For three generations, Julia Crawford’s family has farmed a 600-acre ranch near Paris, Texas. The Crawford family farm was purchased by Julia’s grandfather back in 1948; since then, her family has worked hard to maintain and farm their land.
Despite being good land stewards, and legally purchasing the land, the Crawford family is now in jeopardy of losing their farm to a Canadian company that wants to build an oil pipeline through Texas.
It all started when TransCanada used eminent domain to take over Crawford’s land, to build the controversial Keystone XL pipeline. Since that date, the Crawfords have been fighting an uphill legal battle to try to keep their land.
Last month, a Texas judge gave TransCanada the right to condemn land and build their Keystone XL pipeline across privately owned property in East Texas. This ruling was a blow to the Crawfords, and many other area farmers, who are fighting for the right to keep their property and livelihoods. The Crawford’s plan to appeal the ruling with the 6th Court of Appeals, but most legal experts think the court will likely rule in favor of TransCanada.
No matter what the final ruling may be, the fact is, property rights are under attack in this country. From the heartbreaking story of Andrew Wordes – who took his life after code enforcement teams seized his home – to the federal government’s attempts to regulate small farms out of existence and use the EPA to seize private land, it seems like some people want private land ownership to come to an end in America.

__Required action__: Check each statement against the article about the Crawford family's ranch, answering yes or no and quoting the words from the article that settle it. (a) Julia Crawford's grandfather bought the farm in 1948. (b) A Texas judge ruled against TransCanada last month. (c) Most legal experts expect the appeals court to side with the Crawfords. You won't need the entries to do any of this.

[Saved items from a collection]

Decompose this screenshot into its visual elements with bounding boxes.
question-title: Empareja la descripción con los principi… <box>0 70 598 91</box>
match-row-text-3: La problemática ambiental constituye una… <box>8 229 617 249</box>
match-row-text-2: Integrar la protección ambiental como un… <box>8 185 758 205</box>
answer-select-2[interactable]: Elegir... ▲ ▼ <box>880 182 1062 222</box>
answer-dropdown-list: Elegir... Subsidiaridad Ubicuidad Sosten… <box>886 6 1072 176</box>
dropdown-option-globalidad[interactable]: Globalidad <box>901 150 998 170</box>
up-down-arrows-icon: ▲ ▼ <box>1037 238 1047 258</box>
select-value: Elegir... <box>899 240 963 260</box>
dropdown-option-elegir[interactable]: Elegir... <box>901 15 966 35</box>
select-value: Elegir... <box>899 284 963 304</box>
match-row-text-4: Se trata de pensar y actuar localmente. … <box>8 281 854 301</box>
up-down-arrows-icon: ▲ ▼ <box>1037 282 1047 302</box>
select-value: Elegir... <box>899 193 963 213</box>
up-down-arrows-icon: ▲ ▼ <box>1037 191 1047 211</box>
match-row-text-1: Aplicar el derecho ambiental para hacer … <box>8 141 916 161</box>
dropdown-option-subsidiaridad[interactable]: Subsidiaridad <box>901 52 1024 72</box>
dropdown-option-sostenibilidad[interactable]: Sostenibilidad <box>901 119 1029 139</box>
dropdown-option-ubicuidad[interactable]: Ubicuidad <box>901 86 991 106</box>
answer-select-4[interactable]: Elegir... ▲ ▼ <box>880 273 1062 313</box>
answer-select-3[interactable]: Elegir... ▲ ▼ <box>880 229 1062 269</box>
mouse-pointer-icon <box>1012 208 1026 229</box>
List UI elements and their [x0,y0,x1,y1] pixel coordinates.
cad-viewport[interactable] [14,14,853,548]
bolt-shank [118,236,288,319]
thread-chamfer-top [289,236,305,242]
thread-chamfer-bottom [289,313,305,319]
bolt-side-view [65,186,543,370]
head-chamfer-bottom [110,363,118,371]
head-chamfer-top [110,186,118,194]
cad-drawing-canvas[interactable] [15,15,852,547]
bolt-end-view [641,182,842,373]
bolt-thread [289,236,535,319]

__Reply__:
(a) Yes: "The Crawford family farm was purchased by Julia’s grandfather back in 1948"
(b) No: "a Texas judge gave TransCanada the right to condemn land and build their Keystone XL pipeline across privately owned property in East Texas"
(c) No: "most legal experts think the court will likely rule in favor of TransCanada"